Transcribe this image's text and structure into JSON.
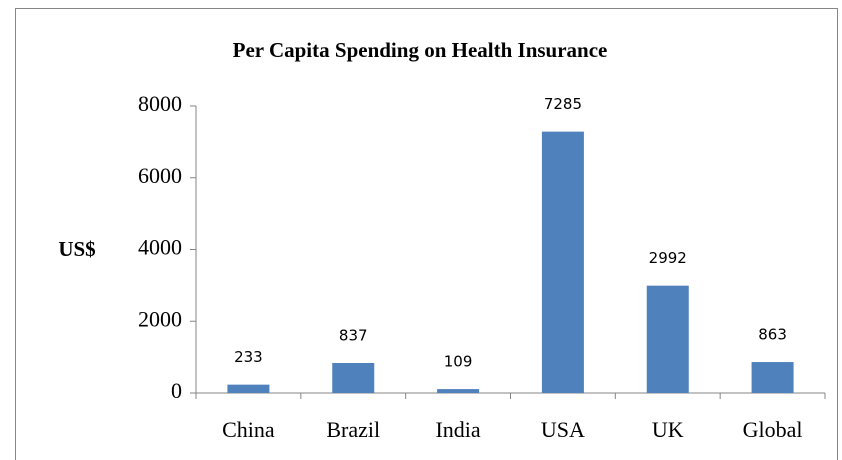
{
  "chart_data": {
    "type": "bar",
    "title": "Per Capita Spending on Health Insurance",
    "y_label": "US$",
    "categories": [
      "China",
      "Brazil",
      "India",
      "USA",
      "UK",
      "Global"
    ],
    "values": [
      233,
      837,
      109,
      7285,
      2992,
      863
    ],
    "color": "#4f81bd",
    "ylim": [
      0,
      8000
    ],
    "yticks": [
      0,
      2000,
      4000,
      6000,
      8000
    ],
    "grid": false
  }
}
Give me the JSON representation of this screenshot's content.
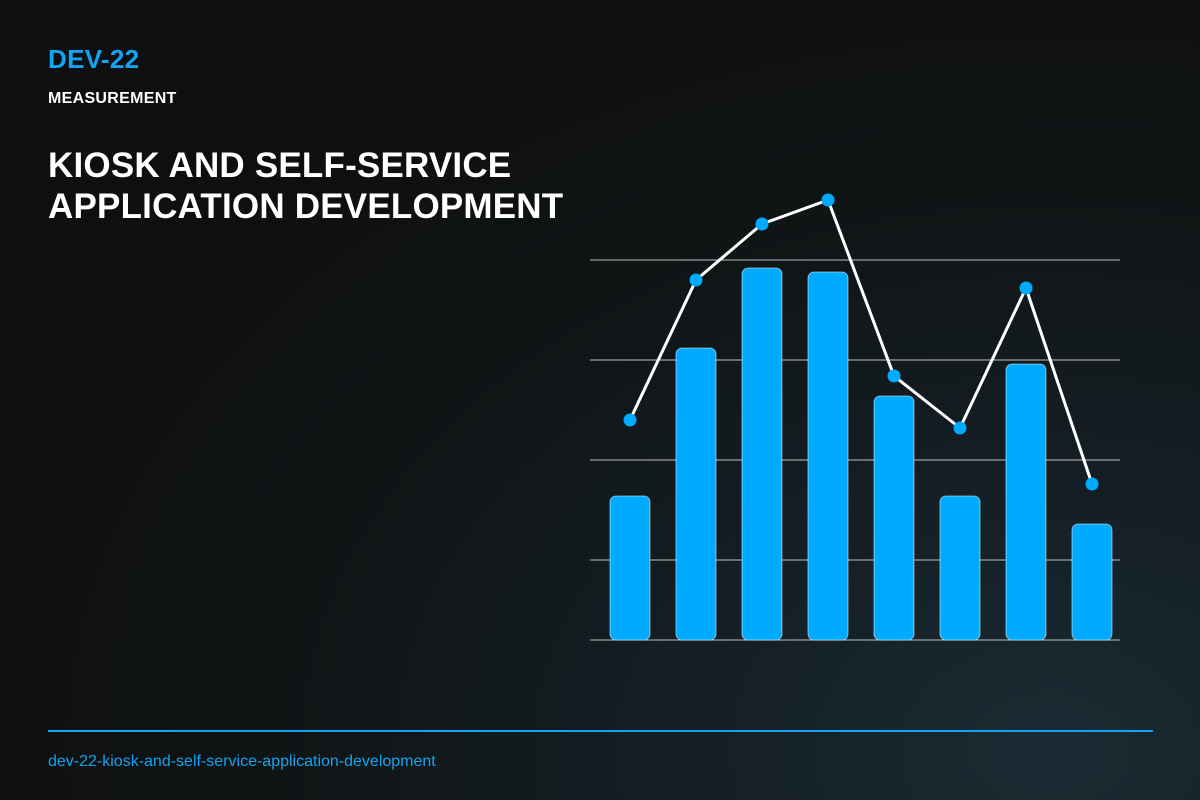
{
  "header": {
    "code": "DEV-22",
    "category": "MEASUREMENT",
    "title_lines": [
      "KIOSK AND SELF-SERVICE",
      "APPLICATION DEVELOPMENT"
    ]
  },
  "footer": {
    "slug": "dev-22-kiosk-and-self-service-application-development"
  },
  "colors": {
    "accent": "#12a4f0",
    "bar": "#00aaff",
    "line": "#ffffff",
    "gridline": "#d8dde0"
  },
  "chart_data": {
    "type": "bar",
    "categories": [
      "",
      "",
      "",
      "",
      "",
      "",
      "",
      ""
    ],
    "series": [
      {
        "type": "bar",
        "values": [
          36,
          73,
          93,
          92,
          61,
          36,
          69,
          29
        ]
      },
      {
        "type": "line",
        "values": [
          55,
          90,
          104,
          110,
          66,
          53,
          88,
          39
        ]
      }
    ],
    "title": "",
    "xlabel": "",
    "ylabel": "",
    "ylim": [
      0,
      95
    ],
    "grid": true,
    "legend": "none"
  }
}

··········

## Aim
Each record above should come back exactly the same, only without its pictures.

## Finished answer
Transcribe this image's text and structure into JSON.
{
  "chart_data": {
    "type": "bar",
    "title": "Per Capita Spending on Health Insurance",
    "y_label": "US$",
    "categories": [
      "China",
      "Brazil",
      "India",
      "USA",
      "UK",
      "Global"
    ],
    "values": [
      233,
      837,
      109,
      7285,
      2992,
      863
    ],
    "color": "#4f81bd",
    "ylim": [
      0,
      8000
    ],
    "yticks": [
      0,
      2000,
      4000,
      6000,
      8000
    ],
    "grid": false
  }
}
Give me the JSON representation of this screenshot's content.
{
  "header": {
    "code": "DEV-22",
    "category": "MEASUREMENT",
    "title_lines": [
      "KIOSK AND SELF-SERVICE",
      "APPLICATION DEVELOPMENT"
    ]
  },
  "footer": {
    "slug": "dev-22-kiosk-and-self-service-application-development"
  },
  "colors": {
    "accent": "#12a4f0",
    "bar": "#00aaff",
    "line": "#ffffff",
    "gridline": "#d8dde0"
  },
  "chart_data": {
    "type": "bar",
    "categories": [
      "",
      "",
      "",
      "",
      "",
      "",
      "",
      ""
    ],
    "series": [
      {
        "type": "bar",
        "values": [
          36,
          73,
          93,
          92,
          61,
          36,
          69,
          29
        ]
      },
      {
        "type": "line",
        "values": [
          55,
          90,
          104,
          110,
          66,
          53,
          88,
          39
        ]
      }
    ],
    "title": "",
    "xlabel": "",
    "ylabel": "",
    "ylim": [
      0,
      95
    ],
    "grid": true,
    "legend": "none"
  }
}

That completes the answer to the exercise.